Article |
◇ ◇ ◇ ◇

Verification of moist surface variables over northern Australia in a high-resolution reanalysis (BARRA)

Keywords: BARRA, BARRA-R, high-resolution reanalysis, humidity, northern Australia, verification, wet bulb temperature.

Reanalyses are key tools in understanding past weather and climate trends over recent decades to a century. These have been used on global scales at modest spatial resolution (e.g. ~30–70 km) and at higher resolution on regional scales (~2–12 km). As expected, these reanalyses have been extensively verified against observational data, including surface and tower measurements of temperature and rainfall (e.g. Bosilovich et al. 2008; Decker et al. 2012; Su et al. 2019) as well as soundings (e.g. Jakobson et al. 2012). Other analyses have focussed on particular regions (e.g. Szczypta et al. 2011; Jakobson et al. 2012). Less attention has been paid to moist thermodynamic variables, such as the dew point temperature (T_D) and wet bulb temperatures (T_WB) near the surface, with some exceptions, such as comparison with column precipitable water (Bock et al. 2005). Nor has there been a focus on the tropics where the impact of humidity on meteorology and human activities are acute.

Given the difficulty of maintaining high quality wet bulb instrumental records (e.g. Lucas 2010), extremes of T_WB and their trends are probably best explored through reanalyses. However, this requires an assessment of the accuracy of these analyses.

This study explores comparisons of hourly point surface observations with a 12-km atmospheric regional reanalysis data (Bureau of Meteorology Atmospheric high-resolution Regional Reanalysis for Australia, BARRA-R, or BARRA for brevity in this work; Su et al. 2019) at several sites in tropical northern Australia to explore this issue. Perfect agreement is not expected as local terrain and unresolved or poorly resolved local circulations may produce significant differences.

Surface automatic weather station (AWS) data from the Australian Bureau of Meteorology has been collected from 32 sites in northern tropical Australia (Fig. 1, Appendix 1). These provide a wide geographic spread, with locations ranging from near coastal and peninsula sites to far inland. These sites record hourly temperature (T), relative humidity (RH) and, in some locations, T_D and T_WB. Where T_WB was not recorded, it was calculated from the temperature and RH using the approximation of Stull (2011) given in Appendix 2. Likewise, T_D was calculated from the temperature and RH where it was not recorded. The Bureau of Meteorology AWS network is well supported, but there is occasional bad humidity data where the wet bulb sensors become dry and T~T_D~T_WB, but this only affects ~0.004% of the data. The overlap of AWS data with the BARRA data set varies in length from less than a year to essentially the full data set with a median length of 13 years, but 13 of the sites are less than about 6 years long. There are 16 sites with records greater than 14 years.

Fig. 1.  Map showing AWS locations for this comparison. The solid circles represent those sites with records of 14 years or longer for the analysis of diurnal and seasonal variations comparison, and the shorter-record sites are shown as wheels. Contours from the BARRA topology data set are shown at 100, 250 and 500 m elevation.

◇ ◇ ◇ ◇

Information provided |
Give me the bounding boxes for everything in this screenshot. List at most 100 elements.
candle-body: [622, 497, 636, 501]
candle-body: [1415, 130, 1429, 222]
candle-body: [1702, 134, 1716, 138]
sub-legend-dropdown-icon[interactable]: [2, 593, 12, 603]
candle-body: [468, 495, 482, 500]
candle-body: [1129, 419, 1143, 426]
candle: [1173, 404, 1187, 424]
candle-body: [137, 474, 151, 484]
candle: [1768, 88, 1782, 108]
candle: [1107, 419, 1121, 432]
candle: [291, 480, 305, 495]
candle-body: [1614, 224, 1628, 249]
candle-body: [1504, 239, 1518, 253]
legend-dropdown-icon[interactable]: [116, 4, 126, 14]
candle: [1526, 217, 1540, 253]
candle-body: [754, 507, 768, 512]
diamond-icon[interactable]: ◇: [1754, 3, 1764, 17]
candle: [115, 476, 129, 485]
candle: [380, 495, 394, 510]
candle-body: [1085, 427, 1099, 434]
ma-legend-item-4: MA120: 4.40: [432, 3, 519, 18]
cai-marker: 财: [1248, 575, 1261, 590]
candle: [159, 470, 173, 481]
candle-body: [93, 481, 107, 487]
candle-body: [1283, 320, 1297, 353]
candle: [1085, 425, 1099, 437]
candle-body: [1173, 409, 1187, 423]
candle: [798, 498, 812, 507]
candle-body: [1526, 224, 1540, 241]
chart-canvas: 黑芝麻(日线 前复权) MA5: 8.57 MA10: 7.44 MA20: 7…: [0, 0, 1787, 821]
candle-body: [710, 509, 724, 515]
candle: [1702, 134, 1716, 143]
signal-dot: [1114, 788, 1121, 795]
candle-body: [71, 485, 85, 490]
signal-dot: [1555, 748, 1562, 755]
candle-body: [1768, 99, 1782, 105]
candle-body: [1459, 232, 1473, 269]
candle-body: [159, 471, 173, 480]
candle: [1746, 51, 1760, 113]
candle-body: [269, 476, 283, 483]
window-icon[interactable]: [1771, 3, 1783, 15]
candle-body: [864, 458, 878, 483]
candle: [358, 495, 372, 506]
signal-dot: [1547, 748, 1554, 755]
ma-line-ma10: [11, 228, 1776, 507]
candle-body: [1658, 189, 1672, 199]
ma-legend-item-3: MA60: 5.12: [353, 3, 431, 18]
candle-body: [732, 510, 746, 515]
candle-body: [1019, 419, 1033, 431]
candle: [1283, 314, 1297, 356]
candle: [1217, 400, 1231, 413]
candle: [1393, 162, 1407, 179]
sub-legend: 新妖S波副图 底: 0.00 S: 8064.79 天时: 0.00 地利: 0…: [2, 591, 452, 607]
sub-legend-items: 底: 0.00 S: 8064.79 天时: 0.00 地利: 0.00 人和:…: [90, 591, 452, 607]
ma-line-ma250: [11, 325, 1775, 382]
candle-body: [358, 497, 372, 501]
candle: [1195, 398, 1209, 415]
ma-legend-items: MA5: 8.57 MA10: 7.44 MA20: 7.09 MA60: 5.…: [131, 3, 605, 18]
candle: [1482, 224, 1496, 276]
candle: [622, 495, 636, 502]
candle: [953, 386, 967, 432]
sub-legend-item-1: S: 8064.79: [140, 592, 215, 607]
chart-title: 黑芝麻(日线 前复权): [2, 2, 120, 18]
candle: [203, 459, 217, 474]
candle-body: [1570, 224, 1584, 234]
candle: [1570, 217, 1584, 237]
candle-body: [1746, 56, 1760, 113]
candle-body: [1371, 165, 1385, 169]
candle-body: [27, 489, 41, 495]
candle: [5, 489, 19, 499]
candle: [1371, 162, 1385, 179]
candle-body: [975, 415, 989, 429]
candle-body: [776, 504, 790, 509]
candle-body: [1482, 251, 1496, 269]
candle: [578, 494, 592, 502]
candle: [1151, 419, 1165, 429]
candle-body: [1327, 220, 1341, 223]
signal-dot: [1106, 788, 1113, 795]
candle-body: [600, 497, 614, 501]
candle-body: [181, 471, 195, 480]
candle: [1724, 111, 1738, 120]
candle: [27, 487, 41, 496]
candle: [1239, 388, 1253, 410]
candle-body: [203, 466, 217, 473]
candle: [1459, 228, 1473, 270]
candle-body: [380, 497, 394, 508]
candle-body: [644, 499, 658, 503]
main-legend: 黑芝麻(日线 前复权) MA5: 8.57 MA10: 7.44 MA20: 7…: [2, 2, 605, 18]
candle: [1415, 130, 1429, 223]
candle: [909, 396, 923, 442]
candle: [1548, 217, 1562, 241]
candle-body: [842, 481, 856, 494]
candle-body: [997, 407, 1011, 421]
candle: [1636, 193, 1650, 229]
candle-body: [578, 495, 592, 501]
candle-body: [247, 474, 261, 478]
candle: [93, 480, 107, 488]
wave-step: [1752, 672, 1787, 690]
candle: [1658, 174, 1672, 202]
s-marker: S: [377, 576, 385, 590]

◇ ◇ ◇ ◇

Written tasks |
1 - Answer the following about the BARRA humidity verification study:
(a) What is the spatial resolution of the BARRA-R regional reanalysis?
(b) From how many sites in northern tropical Australia were AWS data collected?
(c) At which elevations are the contours in Fig. 1 drawn?
2 - Proceed with the BARRA humidity verification study, picking up right after its final sentence.

Answers |
1 -
(a) 12 km.
(b) 32 sites.
(c) 100, 250 and 500 m.

2 -
The BARRA data is hourly, covers the period from January 1990 to February 2019 and has a horizontal grid spacing of around 12 km across Southeast Asia and the Maritime Continent as well as northern Australia. The data set comprises standard variables, including temperature, pressure, humidity, wind, cloud cover and rainfall. It was developed by assimilating a wide range of surface, satellite, aircraft and radiosonde observations in a coupled atmosphere–land model, namely the UK Met Office Unified Model for the atmosphere and the Joint UK Land Environment Simulator for the land (Walters et al. 2017). The model is set up with global atmosphere configurations suited for this moderate resolution and is nested within the European Centre for Medium-Range Weather Forecasts (ECMWF) Re-Analysis (ERA-Interim) global data set (Dee et al. 2011). BARRA is documented by Su et al. (2019).

Calculation of RH from the model data was performed using the approximations of Buck (1981), given in Appendix 2, for calculating saturation vapour pressure. Note this is very close to the Goff-Gratch formulation used in the modelling scheme for the warm temperatures in these regions. As with the observations, the T_WB was also calculated using the method of Stull (2011).

It should be noted that the observations used in the evaluation have also been assimilated in BARRA. Although the observational data is not strictly independent from BARRA, the data is a small part of an extensive range of observational data jointly assimilated in BARRA, and a significant part (50%) of the evaluated BARRA data sits outside the analysis windows (Su et al. 2019).

Since the BARRA grid is relatively coarse compared with the point observation footprint, there is always a height discrepancy between the grid cell height and the station altitude. This can be up to several hundred metres in mountainous terrain as can be found near parts of the Australian east coast. The bias from these height offsets is corrected by assuming a dry adiabat for all the temperature variables and constant specific humidity. Note this is strictly not correct, particularly near the surface, but it is a reasonable approximation over several hundred metres, and where the height difference is small, the correction is likewise small. This correction does act to reduce the bias in all cases, so is worthwhile.

Data from the AWS and the BARRA analysis were matched in time, and the nearest land pixel was used. Note that some sites are on peninsulas and that the BARRA grid has some sites where the nearest grid point, such as Darwin airport, is characterised as an ocean grid point. The BARRA analyses show a rapid transition between off-shore and coastal locations of the surface temperature and humidity fields in terms of the diurnal cycle of temperature and the corresponding maximum and minimum temperatures (T_max and T_min, respectively) as has been observed near Darwin (e.g. May et al. 2012).

Time series for each site were collected, and the bias, standard deviation, skewness and correlation of the differences in T, T_WB and RH between the AWS and BARRA data over the full station data length were calculated. From these statistics we then computed the median bias and standard deviations in the distributions over all the sites for the overall statistics (Appendix 1), noting the record lengths at the various sites vary from one site as short as 6 months to the full 29 years with a median of 13 years (Appendix 1). No attempt was made to weight the results to those sites with longer records because we wanted to sample as many locations as possible, and as can be seen in Table 1, the range of values for each variable was relatively small. The skewness of the distributions were also relatively small.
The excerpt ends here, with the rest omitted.